- **BRIEF**: The complete listing should be restated exactly.

================================

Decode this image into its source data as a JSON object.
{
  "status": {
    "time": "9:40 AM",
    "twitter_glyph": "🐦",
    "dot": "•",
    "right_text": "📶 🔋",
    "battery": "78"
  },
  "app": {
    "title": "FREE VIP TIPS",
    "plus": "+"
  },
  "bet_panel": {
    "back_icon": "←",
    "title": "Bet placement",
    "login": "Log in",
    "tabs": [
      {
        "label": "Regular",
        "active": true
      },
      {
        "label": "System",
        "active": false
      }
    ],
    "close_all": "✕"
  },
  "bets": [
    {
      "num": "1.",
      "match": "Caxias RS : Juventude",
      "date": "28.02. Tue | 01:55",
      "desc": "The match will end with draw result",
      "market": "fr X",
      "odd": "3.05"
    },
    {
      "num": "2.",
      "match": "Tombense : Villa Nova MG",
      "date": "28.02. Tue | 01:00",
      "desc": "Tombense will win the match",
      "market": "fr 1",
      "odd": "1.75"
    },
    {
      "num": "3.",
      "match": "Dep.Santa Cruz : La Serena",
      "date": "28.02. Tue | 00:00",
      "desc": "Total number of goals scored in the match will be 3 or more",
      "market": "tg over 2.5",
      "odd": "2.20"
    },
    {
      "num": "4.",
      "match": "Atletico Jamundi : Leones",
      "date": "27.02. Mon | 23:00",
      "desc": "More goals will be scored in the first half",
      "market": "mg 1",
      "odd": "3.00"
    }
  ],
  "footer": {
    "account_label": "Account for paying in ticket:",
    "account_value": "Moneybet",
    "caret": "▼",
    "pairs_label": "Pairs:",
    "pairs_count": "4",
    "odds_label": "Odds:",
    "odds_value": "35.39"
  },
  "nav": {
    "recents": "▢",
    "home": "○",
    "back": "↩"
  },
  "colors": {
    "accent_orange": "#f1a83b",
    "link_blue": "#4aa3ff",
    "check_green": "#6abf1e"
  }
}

================================

- **RESPONSE**:
Decode this image into its source data as a JSON object.
{
  "status": {
    "time": "9:40 AM",
    "twitter_glyph": "🐦",
    "dot": "•",
    "right_text": "📶 🔋",
    "battery": "78"
  },
  "app": {
    "title": "FREE VIP TIPS",
    "plus": "+"
  },
  "bet_panel": {
    "back_icon": "←",
    "title": "Bet placement",
    "login": "Log in",
    "tabs": [
      {
        "label": "Regular",
        "active": true
      },
      {
        "label": "System",
        "active": false
      }
    ],
    "close_all": "✕"
  },
  "bets": [
    {
      "num": "1.",
      "match": "Caxias RS : Juventude",
      "date": "28.02. Tue | 01:55",
      "desc": "The match will end with draw result",
      "market": "fr X",
      "odd": "3.05"
    },
    {
      "num": "2.",
      "match": "Tombense : Villa Nova MG",
      "date": "28.02. Tue | 01:00",
      "desc": "Tombense will win the match",
      "market": "fr 1",
      "odd": "1.75"
    },
    {
      "num": "3.",
      "match": "Dep.Santa Cruz : La Serena",
      "date": "28.02. Tue | 00:00",
      "desc": "Total number of goals scored in the match will be 3 or more",
      "market": "tg over 2.5",
      "odd": "2.20"
    },
    {
      "num": "4.",
      "match": "Atletico Jamundi : Leones",
      "date": "27.02. Mon | 23:00",
      "desc": "More goals will be scored in the first half",
      "market": "mg 1",
      "odd": "3.00"
    }
  ],
  "footer": {
    "account_label": "Account for paying in ticket:",
    "account_value": "Moneybet",
    "caret": "▼",
    "pairs_label": "Pairs:",
    "pairs_count": "4",
    "odds_label": "Odds:",
    "odds_value": "35.39"
  },
  "nav": {
    "recents": "▢",
    "home": "○",
    "back": "↩"
  },
  "colors": {
    "accent_orange": "#f1a83b",
    "link_blue": "#4aa3ff",
    "check_green": "#6abf1e"
  }
}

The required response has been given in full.